* [TASK]: Leave every picture out and write out the records below exactly.

* [TASK DATA]:
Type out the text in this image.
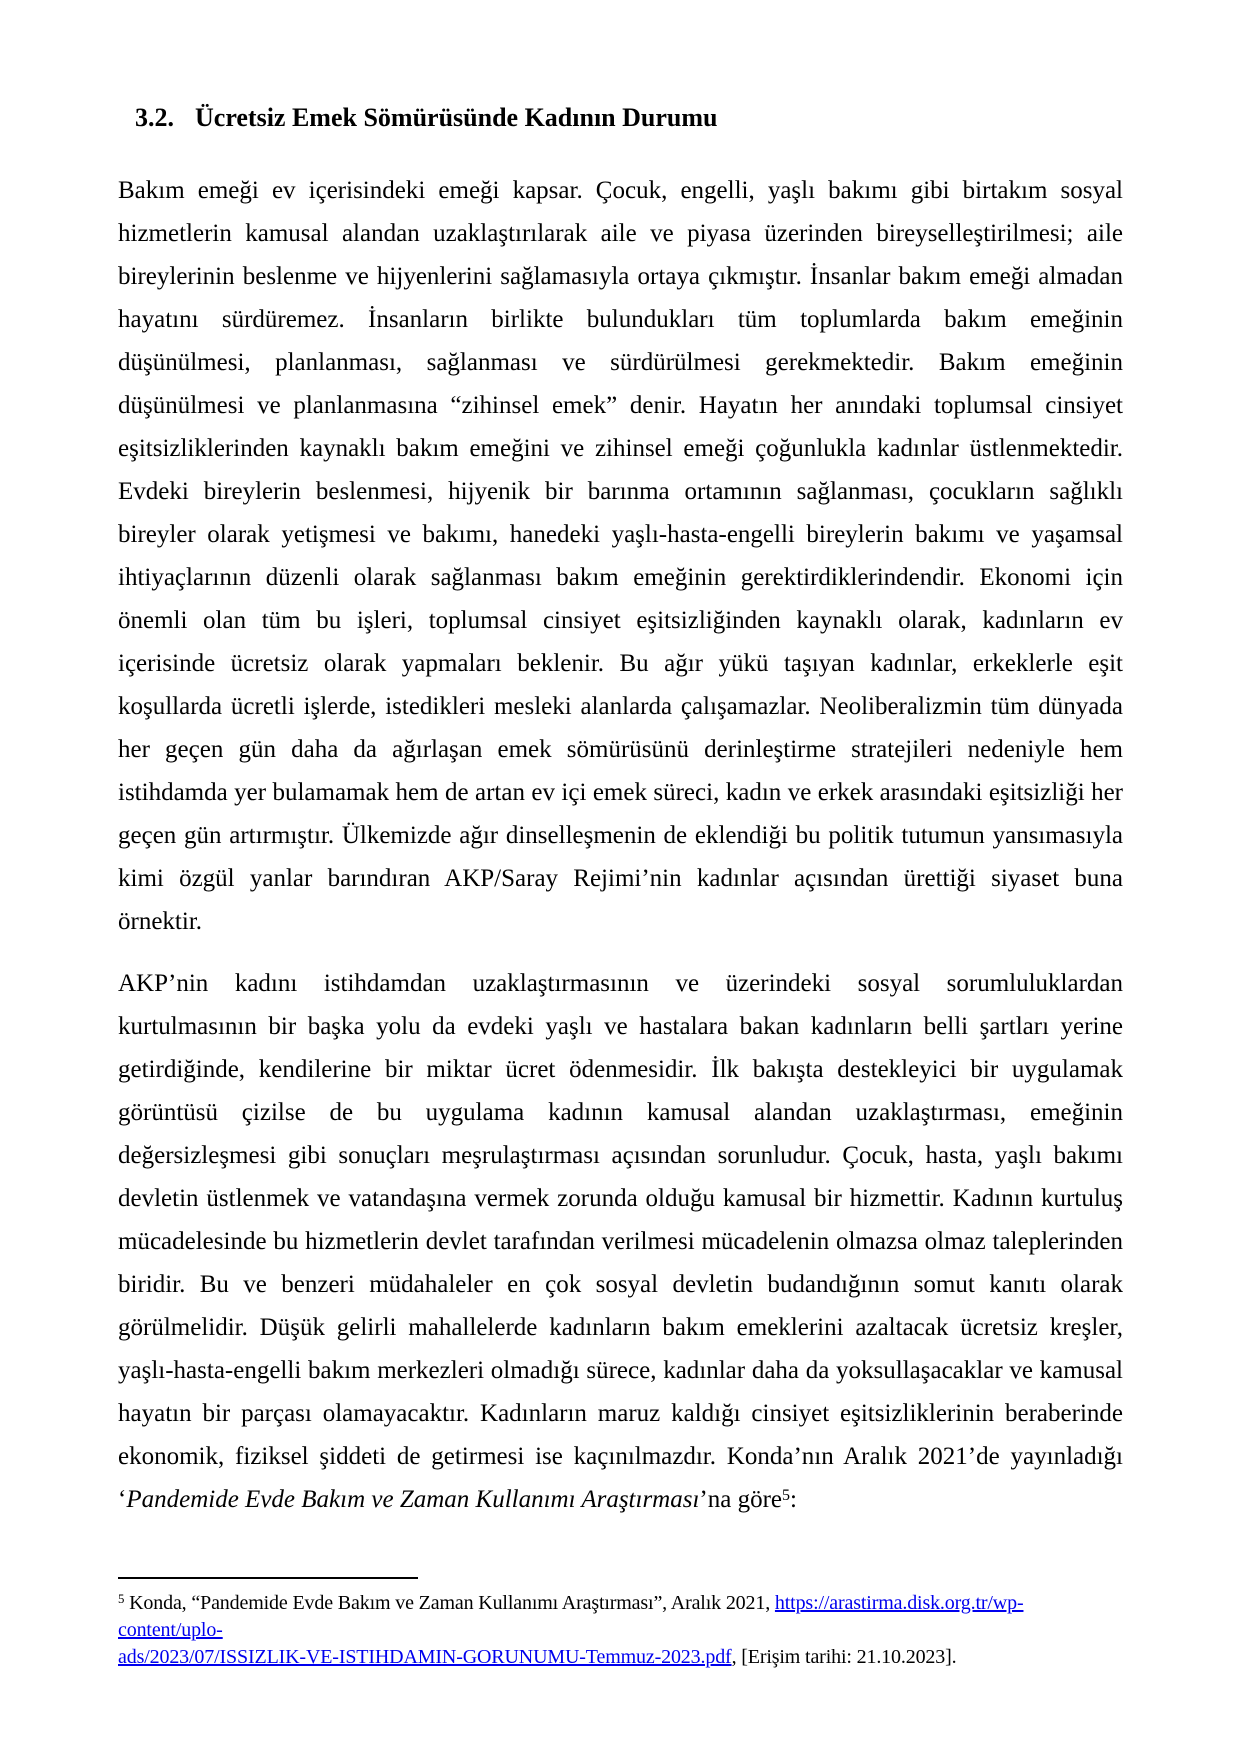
3.2. Ücretsiz Emek Sömürüsünde Kadının Durumu

Bakım emeği ev içerisindeki emeği kapsar. Çocuk, engelli, yaşlı bakımı gibi birtakım sosyal hizmetlerin kamusal alandan uzaklaştırılarak aile ve piyasa üzerinden bireyselleştirilmesi; aile bireylerinin beslenme ve hijyenlerini sağlamasıyla ortaya çıkmıştır. İnsanlar bakım emeği almadan hayatını sürdüremez. İnsanların birlikte bulundukları tüm toplumlarda bakım emeğinin düşünülmesi, planlanması, sağlanması ve sürdürülmesi gerekmektedir. Bakım emeğinin düşünülmesi ve planlanmasına “zihinsel emek” denir. Hayatın her anındaki toplumsal cinsiyet eşitsizliklerinden kaynaklı bakım emeğini ve zihinsel emeği çoğunlukla kadınlar üstlenmektedir. Evdeki bireylerin beslenmesi, hijyenik bir barınma ortamının sağlanması, çocukların sağlıklı bireyler olarak yetişmesi ve bakımı, hanedeki yaşlı-hasta-engelli bireylerin bakımı ve yaşamsal ihtiyaçlarının düzenli olarak sağlanması bakım emeğinin gerektirdiklerindendir. Ekonomi için önemli olan tüm bu işleri, toplumsal cinsiyet eşitsizliğinden kaynaklı olarak, kadınların ev içerisinde ücretsiz olarak yapmaları beklenir. Bu ağır yükü taşıyan kadınlar, erkeklerle eşit koşullarda ücretli işlerde, istedikleri mesleki alanlarda çalışamazlar. Neoliberalizmin tüm dünyada her geçen gün daha da ağırlaşan emek sömürüsünü derinleştirme stratejileri nedeniyle hem istihdamda yer bulamamak hem de artan ev içi emek süreci, kadın ve erkek arasındaki eşitsizliği her geçen gün artırmıştır. Ülkemizde ağır dinselleşmenin de eklendiği bu politik tutumun yansımasıyla kimi özgül yanlar barındıran AKP/Saray Rejimi’nin kadınlar açısından ürettiği siyaset buna örnektir.

AKP’nin kadını istihdamdan uzaklaştırmasının ve üzerindeki sosyal sorumluluklardan kurtulmasının bir başka yolu da evdeki yaşlı ve hastalara bakan kadınların belli şartları yerine getirdiğinde, kendilerine bir miktar ücret ödenmesidir. İlk bakışta destekleyici bir uygulamak görüntüsü çizilse de bu uygulama kadının kamusal alandan uzaklaştırması, emeğinin değersizleşmesi gibi sonuçları meşrulaştırması açısından sorunludur. Çocuk, hasta, yaşlı bakımı devletin üstlenmek ve vatandaşına vermek zorunda olduğu kamusal bir hizmettir. Kadının kurtuluş mücadelesinde bu hizmetlerin devlet tarafından verilmesi mücadelenin olmazsa olmaz taleplerinden biridir. Bu ve benzeri müdahaleler en çok sosyal devletin budandığının somut kanıtı olarak görülmelidir. Düşük gelirli mahallelerde kadınların bakım emeklerini azaltacak ücretsiz kreşler, yaşlı-hasta-engelli bakım merkezleri olmadığı sürece, kadınlar daha da yoksullaşacaklar ve kamusal hayatın bir parçası olamayacaktır. Kadınların maruz kaldığı cinsiyet eşitsizliklerinin beraberinde ekonomik, fiziksel şiddeti de getirmesi ise kaçınılmazdır. Konda’nın Aralık 2021’de yayınladığı ‘Pandemide Evde Bakım ve Zaman Kullanımı Araştırması’na göre$^5$:

$^5$ Konda, “Pandemide Evde Bakım ve Zaman Kullanımı Araştırması”, Aralık 2021, https://arastirma.disk.org.tr/wp-content/uplo-
ads/2023/07/ISSIZLIK-VE-ISTIHDAMIN-GORUNUMU-Temmuz-2023.pdf, [Erişim tarihi: 21.10.2023].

* [RESPONSE FOR THIS EXERCISE]:
Type out the text in this image.
3.2. Ücretsiz Emek Sömürüsünde Kadının Durumu

Bakım emeği ev içerisindeki emeği kapsar. Çocuk, engelli, yaşlı bakımı gibi birtakım sosyal hizmetlerin kamusal alandan uzaklaştırılarak aile ve piyasa üzerinden bireyselleştirilmesi; aile bireylerinin beslenme ve hijyenlerini sağlamasıyla ortaya çıkmıştır. İnsanlar bakım emeği almadan hayatını sürdüremez. İnsanların birlikte bulundukları tüm toplumlarda bakım emeğinin düşünülmesi, planlanması, sağlanması ve sürdürülmesi gerekmektedir. Bakım emeğinin düşünülmesi ve planlanmasına “zihinsel emek” denir. Hayatın her anındaki toplumsal cinsiyet eşitsizliklerinden kaynaklı bakım emeğini ve zihinsel emeği çoğunlukla kadınlar üstlenmektedir. Evdeki bireylerin beslenmesi, hijyenik bir barınma ortamının sağlanması, çocukların sağlıklı bireyler olarak yetişmesi ve bakımı, hanedeki yaşlı-hasta-engelli bireylerin bakımı ve yaşamsal ihtiyaçlarının düzenli olarak sağlanması bakım emeğinin gerektirdiklerindendir. Ekonomi için önemli olan tüm bu işleri, toplumsal cinsiyet eşitsizliğinden kaynaklı olarak, kadınların ev içerisinde ücretsiz olarak yapmaları beklenir. Bu ağır yükü taşıyan kadınlar, erkeklerle eşit koşullarda ücretli işlerde, istedikleri mesleki alanlarda çalışamazlar. Neoliberalizmin tüm dünyada her geçen gün daha da ağırlaşan emek sömürüsünü derinleştirme stratejileri nedeniyle hem istihdamda yer bulamamak hem de artan ev içi emek süreci, kadın ve erkek arasındaki eşitsizliği her geçen gün artırmıştır. Ülkemizde ağır dinselleşmenin de eklendiği bu politik tutumun yansımasıyla kimi özgül yanlar barındıran AKP/Saray Rejimi’nin kadınlar açısından ürettiği siyaset buna örnektir.

AKP’nin kadını istihdamdan uzaklaştırmasının ve üzerindeki sosyal sorumluluklardan kurtulmasının bir başka yolu da evdeki yaşlı ve hastalara bakan kadınların belli şartları yerine getirdiğinde, kendilerine bir miktar ücret ödenmesidir. İlk bakışta destekleyici bir uygulamak görüntüsü çizilse de bu uygulama kadının kamusal alandan uzaklaştırması, emeğinin değersizleşmesi gibi sonuçları meşrulaştırması açısından sorunludur. Çocuk, hasta, yaşlı bakımı devletin üstlenmek ve vatandaşına vermek zorunda olduğu kamusal bir hizmettir. Kadının kurtuluş mücadelesinde bu hizmetlerin devlet tarafından verilmesi mücadelenin olmazsa olmaz taleplerinden biridir. Bu ve benzeri müdahaleler en çok sosyal devletin budandığının somut kanıtı olarak görülmelidir. Düşük gelirli mahallelerde kadınların bakım emeklerini azaltacak ücretsiz kreşler, yaşlı-hasta-engelli bakım merkezleri olmadığı sürece, kadınlar daha da yoksullaşacaklar ve kamusal hayatın bir parçası olamayacaktır. Kadınların maruz kaldığı cinsiyet eşitsizliklerinin beraberinde ekonomik, fiziksel şiddeti de getirmesi ise kaçınılmazdır. Konda’nın Aralık 2021’de yayınladığı ‘Pandemide Evde Bakım ve Zaman Kullanımı Araştırması’na göre$^5$:

$^5$ Konda, “Pandemide Evde Bakım ve Zaman Kullanımı Araştırması”, Aralık 2021, https://arastirma.disk.org.tr/wp-content/uplo-
ads/2023/07/ISSIZLIK-VE-ISTIHDAMIN-GORUNUMU-Temmuz-2023.pdf, [Erişim tarihi: 21.10.2023].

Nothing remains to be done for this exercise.